**Available data**.
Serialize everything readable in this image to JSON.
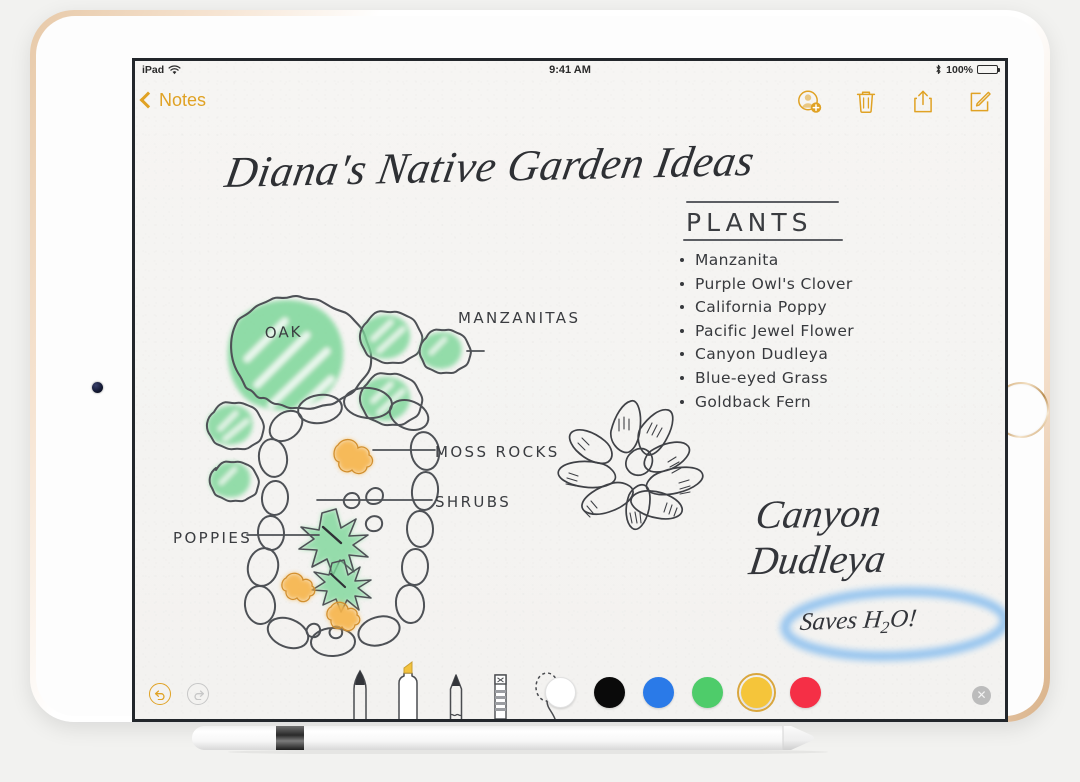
{
  "device": {
    "name": "iPad Pro",
    "finish_color": "#d9b289",
    "accessory": "apple-pencil"
  },
  "status_bar": {
    "carrier_label": "iPad",
    "wifi_icon": "wifi-icon",
    "time": "9:41 AM",
    "bluetooth_icon": "bluetooth-icon",
    "battery_percent": "100%",
    "battery_icon": "battery-full-icon"
  },
  "nav_bar": {
    "back_label": "Notes",
    "back_icon": "chevron-left-icon",
    "actions": [
      {
        "name": "add-collaborator-button",
        "icon": "person-add-icon"
      },
      {
        "name": "delete-note-button",
        "icon": "trash-icon"
      },
      {
        "name": "share-note-button",
        "icon": "share-icon"
      },
      {
        "name": "compose-note-button",
        "icon": "compose-icon"
      }
    ],
    "accent_color": "#e0a224"
  },
  "note": {
    "title": "Diana's Native Garden Ideas",
    "plants_heading": "PLANTS",
    "plants": [
      "Manzanita",
      "Purple Owl's Clover",
      "California Poppy",
      "Pacific Jewel Flower",
      "Canyon Dudleya",
      "Blue-eyed Grass",
      "Goldback Fern"
    ],
    "sketch_labels": {
      "oak": "OAK",
      "manzanitas": "MANZANITAS",
      "moss_rocks": "MOSS ROCKS",
      "shrubs": "SHRUBS",
      "poppies": "POPPIES"
    },
    "callout_name_line1": "Canyon",
    "callout_name_line2": "Dudleya",
    "highlighted_note": "Saves H2O!",
    "highlight_color": "#8ec1ef",
    "ink_color": "#33353a",
    "foliage_color": "#6ed48c",
    "poppy_color": "#f6b03a"
  },
  "tool_bar": {
    "undo": {
      "label": "undo-button",
      "icon": "undo-arrow-icon",
      "enabled": true
    },
    "redo": {
      "label": "redo-button",
      "icon": "redo-arrow-icon",
      "enabled": false
    },
    "tools": [
      {
        "name": "pen-tool",
        "label": "Pen",
        "selected": false
      },
      {
        "name": "highlighter-tool",
        "label": "Highlighter",
        "selected": true
      },
      {
        "name": "pencil-tool",
        "label": "Pencil",
        "selected": false
      },
      {
        "name": "eraser-tool",
        "label": "Eraser",
        "selected": false
      },
      {
        "name": "lasso-tool",
        "label": "Lasso",
        "selected": false
      }
    ],
    "colors": [
      {
        "name": "white",
        "hex": "#ffffff",
        "selected": false
      },
      {
        "name": "black",
        "hex": "#0a0a0a",
        "selected": false
      },
      {
        "name": "blue",
        "hex": "#2a7ae8",
        "selected": false
      },
      {
        "name": "green",
        "hex": "#4ecc6a",
        "selected": false
      },
      {
        "name": "yellow",
        "hex": "#f5c53a",
        "selected": true
      },
      {
        "name": "red",
        "hex": "#f52f46",
        "selected": false
      }
    ],
    "close_icon": "close-x-icon"
  }
}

**Exercise instructions**. State the number of lines in the preceding entries that include the word "Dudleya". Provide nothing else.

**Correct output**. 2